Copy out word for word everything from the start of the data down to the line containing "shortcut-arrow-icon [254, 176, 265, 187]", including that line.

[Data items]
────────────────────

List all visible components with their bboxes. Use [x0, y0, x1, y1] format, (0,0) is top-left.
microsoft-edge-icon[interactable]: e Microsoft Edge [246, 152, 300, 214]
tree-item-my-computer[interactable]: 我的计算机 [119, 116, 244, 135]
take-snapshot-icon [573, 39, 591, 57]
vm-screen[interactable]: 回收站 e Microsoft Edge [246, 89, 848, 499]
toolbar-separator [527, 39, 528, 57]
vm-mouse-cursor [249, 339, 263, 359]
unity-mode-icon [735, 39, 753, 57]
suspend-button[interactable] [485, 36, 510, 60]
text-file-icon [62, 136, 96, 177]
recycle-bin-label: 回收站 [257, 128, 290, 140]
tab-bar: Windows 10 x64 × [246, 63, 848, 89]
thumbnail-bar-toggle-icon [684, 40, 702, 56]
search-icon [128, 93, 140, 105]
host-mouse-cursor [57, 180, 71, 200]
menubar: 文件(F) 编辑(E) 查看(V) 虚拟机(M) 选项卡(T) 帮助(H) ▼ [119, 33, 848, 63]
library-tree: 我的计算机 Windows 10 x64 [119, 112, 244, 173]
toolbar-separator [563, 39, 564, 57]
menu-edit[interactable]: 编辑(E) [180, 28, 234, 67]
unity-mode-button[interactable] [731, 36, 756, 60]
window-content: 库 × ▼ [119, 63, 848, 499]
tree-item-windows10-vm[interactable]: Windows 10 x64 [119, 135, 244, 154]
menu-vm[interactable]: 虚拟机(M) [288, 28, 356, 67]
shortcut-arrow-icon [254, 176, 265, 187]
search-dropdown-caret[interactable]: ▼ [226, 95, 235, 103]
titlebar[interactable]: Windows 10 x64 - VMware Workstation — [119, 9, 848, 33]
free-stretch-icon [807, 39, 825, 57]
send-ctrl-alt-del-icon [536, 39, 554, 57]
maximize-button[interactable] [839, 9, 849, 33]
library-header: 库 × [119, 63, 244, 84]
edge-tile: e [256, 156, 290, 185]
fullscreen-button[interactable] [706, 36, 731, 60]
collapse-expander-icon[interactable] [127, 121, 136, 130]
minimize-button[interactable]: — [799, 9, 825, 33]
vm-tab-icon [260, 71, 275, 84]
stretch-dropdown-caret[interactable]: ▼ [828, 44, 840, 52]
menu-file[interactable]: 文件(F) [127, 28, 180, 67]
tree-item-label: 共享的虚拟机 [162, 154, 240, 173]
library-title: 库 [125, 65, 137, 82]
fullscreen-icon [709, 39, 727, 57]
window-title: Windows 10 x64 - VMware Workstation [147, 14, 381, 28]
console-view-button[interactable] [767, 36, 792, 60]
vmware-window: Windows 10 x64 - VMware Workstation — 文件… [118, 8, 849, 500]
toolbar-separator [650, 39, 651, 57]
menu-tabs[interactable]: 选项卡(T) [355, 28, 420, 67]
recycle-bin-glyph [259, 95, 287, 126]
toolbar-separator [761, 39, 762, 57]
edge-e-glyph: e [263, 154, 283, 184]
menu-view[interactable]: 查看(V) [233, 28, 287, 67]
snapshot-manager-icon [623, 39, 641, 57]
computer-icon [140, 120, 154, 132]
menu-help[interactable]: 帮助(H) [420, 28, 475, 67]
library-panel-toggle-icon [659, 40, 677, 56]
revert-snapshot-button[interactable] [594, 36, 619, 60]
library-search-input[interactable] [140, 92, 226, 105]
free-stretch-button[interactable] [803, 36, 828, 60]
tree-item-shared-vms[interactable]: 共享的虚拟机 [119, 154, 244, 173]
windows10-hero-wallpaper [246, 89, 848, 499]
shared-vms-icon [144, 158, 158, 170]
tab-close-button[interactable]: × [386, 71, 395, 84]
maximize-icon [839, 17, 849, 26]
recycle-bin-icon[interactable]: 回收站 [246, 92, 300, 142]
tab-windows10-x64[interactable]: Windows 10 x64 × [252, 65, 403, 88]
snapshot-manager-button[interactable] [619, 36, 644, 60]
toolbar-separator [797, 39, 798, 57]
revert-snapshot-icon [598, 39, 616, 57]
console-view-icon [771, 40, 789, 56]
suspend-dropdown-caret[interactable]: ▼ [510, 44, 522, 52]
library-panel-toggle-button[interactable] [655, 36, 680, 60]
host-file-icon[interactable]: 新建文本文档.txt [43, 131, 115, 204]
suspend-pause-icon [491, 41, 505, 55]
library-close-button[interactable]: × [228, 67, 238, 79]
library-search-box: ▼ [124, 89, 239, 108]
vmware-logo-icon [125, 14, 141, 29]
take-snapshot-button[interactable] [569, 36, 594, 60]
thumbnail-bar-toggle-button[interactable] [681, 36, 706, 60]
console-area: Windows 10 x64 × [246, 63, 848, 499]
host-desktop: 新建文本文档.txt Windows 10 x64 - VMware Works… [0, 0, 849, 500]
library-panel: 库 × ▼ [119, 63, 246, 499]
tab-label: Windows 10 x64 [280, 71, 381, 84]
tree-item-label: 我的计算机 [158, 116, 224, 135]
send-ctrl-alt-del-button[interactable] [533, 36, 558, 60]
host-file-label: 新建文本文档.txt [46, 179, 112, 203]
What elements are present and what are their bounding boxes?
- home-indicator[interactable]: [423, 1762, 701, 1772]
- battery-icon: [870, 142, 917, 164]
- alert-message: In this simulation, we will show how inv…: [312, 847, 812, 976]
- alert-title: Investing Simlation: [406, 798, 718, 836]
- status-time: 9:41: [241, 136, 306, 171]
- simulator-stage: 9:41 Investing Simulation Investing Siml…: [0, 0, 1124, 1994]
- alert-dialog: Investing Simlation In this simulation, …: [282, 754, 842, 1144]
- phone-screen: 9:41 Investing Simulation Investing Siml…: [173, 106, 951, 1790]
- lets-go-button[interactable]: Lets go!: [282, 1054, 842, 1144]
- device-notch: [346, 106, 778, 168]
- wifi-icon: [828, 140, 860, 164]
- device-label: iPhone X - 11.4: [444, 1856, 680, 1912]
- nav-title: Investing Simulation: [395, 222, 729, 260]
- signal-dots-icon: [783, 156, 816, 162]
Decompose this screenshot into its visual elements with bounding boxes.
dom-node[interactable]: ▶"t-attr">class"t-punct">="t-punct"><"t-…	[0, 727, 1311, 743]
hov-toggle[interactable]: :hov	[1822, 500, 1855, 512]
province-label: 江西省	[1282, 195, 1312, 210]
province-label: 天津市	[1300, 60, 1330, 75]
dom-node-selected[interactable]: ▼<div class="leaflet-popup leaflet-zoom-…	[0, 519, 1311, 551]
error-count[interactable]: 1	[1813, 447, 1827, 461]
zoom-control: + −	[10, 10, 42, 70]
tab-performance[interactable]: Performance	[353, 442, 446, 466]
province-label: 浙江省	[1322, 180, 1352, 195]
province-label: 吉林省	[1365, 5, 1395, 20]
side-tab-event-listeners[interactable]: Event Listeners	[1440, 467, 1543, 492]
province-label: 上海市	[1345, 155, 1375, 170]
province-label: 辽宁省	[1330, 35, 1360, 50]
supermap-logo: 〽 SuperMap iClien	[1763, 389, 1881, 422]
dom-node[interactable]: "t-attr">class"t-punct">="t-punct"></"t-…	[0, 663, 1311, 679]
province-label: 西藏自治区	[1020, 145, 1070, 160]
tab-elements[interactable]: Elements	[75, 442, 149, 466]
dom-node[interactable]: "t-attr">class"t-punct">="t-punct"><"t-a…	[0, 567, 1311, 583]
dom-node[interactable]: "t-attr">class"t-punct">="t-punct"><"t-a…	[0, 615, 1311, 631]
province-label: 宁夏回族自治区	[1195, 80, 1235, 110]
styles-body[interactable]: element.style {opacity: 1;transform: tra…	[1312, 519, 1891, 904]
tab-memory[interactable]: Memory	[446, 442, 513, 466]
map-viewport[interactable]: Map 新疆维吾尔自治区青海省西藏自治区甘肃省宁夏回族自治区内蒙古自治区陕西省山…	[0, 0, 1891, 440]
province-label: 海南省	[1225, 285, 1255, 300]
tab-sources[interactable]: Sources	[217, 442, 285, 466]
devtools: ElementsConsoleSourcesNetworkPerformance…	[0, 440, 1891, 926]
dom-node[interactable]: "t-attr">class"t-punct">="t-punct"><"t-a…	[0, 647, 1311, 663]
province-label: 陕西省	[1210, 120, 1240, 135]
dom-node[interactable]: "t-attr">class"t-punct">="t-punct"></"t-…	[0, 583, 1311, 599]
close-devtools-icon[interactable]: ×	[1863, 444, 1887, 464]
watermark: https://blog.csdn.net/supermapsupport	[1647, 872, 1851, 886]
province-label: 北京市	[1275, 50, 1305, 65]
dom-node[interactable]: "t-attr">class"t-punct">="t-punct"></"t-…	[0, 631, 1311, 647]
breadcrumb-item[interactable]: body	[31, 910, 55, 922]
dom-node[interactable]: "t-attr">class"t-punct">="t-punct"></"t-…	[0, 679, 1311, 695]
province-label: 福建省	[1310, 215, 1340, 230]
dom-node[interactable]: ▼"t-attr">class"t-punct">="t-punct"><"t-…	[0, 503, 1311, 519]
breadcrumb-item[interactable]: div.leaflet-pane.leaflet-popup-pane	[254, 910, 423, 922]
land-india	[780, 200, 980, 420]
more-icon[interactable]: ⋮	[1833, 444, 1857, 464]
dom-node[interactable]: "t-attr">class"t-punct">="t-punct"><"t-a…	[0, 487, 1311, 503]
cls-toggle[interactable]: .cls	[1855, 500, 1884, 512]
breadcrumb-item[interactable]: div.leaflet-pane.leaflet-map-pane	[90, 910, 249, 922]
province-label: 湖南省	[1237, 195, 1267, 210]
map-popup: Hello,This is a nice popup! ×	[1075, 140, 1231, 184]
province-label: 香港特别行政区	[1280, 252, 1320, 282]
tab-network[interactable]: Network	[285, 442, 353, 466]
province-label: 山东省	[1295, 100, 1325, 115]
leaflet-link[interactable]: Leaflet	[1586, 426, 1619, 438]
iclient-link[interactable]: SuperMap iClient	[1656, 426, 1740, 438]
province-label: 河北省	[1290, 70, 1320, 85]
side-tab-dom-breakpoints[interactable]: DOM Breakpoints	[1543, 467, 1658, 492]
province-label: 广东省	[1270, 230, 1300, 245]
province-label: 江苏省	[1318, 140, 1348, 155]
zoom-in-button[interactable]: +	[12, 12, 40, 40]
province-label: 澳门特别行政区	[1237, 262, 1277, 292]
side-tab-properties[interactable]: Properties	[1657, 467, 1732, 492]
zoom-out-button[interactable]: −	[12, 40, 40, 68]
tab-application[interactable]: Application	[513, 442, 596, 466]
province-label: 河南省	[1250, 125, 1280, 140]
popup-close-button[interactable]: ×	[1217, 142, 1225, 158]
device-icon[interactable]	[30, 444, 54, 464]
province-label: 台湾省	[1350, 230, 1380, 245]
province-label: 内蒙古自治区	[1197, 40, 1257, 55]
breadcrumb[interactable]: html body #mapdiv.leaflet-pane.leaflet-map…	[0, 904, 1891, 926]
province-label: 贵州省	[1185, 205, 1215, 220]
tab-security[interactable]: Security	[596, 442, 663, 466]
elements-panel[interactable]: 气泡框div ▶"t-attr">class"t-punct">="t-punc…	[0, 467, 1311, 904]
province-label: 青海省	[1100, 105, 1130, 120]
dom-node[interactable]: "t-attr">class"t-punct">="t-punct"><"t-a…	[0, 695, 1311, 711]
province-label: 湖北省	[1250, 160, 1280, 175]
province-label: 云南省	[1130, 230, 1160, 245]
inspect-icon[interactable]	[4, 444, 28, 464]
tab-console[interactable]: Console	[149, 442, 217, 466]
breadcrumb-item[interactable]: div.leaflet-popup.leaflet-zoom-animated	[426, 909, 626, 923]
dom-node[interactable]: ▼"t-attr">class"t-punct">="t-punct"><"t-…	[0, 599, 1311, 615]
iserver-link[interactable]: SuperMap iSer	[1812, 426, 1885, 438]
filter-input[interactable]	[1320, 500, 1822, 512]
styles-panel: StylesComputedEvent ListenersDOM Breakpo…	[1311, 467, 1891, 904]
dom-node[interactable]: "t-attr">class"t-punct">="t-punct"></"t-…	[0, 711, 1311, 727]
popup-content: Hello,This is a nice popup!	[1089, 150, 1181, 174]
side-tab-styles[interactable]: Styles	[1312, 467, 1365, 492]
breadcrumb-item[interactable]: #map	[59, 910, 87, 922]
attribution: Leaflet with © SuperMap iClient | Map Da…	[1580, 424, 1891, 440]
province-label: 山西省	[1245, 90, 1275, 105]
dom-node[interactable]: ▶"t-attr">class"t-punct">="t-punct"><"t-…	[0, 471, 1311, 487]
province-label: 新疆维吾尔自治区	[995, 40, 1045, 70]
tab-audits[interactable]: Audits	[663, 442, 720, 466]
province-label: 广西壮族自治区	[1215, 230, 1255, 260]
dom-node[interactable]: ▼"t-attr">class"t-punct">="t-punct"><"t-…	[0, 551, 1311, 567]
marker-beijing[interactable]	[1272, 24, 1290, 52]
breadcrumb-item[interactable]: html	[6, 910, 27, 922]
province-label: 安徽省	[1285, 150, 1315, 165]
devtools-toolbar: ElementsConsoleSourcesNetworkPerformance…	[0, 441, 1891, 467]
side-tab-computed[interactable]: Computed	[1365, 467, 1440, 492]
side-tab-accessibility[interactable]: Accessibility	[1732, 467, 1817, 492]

────────────────────

## [ANSWER BELOW]
List all visible components with their bboxes. Use [x0, y0, x1, y1] format, (0,0) is top-left.
microsoft-edge-icon[interactable]: e Microsoft Edge [246, 152, 300, 214]
tree-item-my-computer[interactable]: 我的计算机 [119, 116, 244, 135]
take-snapshot-icon [573, 39, 591, 57]
vm-screen[interactable]: 回收站 e Microsoft Edge [246, 89, 848, 499]
toolbar-separator [527, 39, 528, 57]
vm-mouse-cursor [249, 339, 263, 359]
unity-mode-icon [735, 39, 753, 57]
suspend-button[interactable] [485, 36, 510, 60]
text-file-icon [62, 136, 96, 177]
recycle-bin-label: 回收站 [257, 128, 290, 140]
tab-bar: Windows 10 x64 × [246, 63, 848, 89]
thumbnail-bar-toggle-icon [684, 40, 702, 56]
search-icon [128, 93, 140, 105]
host-mouse-cursor [57, 180, 71, 200]
menubar: 文件(F) 编辑(E) 查看(V) 虚拟机(M) 选项卡(T) 帮助(H) ▼ [119, 33, 848, 63]
library-tree: 我的计算机 Windows 10 x64 [119, 112, 244, 173]
toolbar-separator [563, 39, 564, 57]
menu-edit[interactable]: 编辑(E) [180, 28, 234, 67]
unity-mode-button[interactable] [731, 36, 756, 60]
window-content: 库 × ▼ [119, 63, 848, 499]
tree-item-windows10-vm[interactable]: Windows 10 x64 [119, 135, 244, 154]
menu-vm[interactable]: 虚拟机(M) [288, 28, 356, 67]
shortcut-arrow-icon [254, 176, 265, 187]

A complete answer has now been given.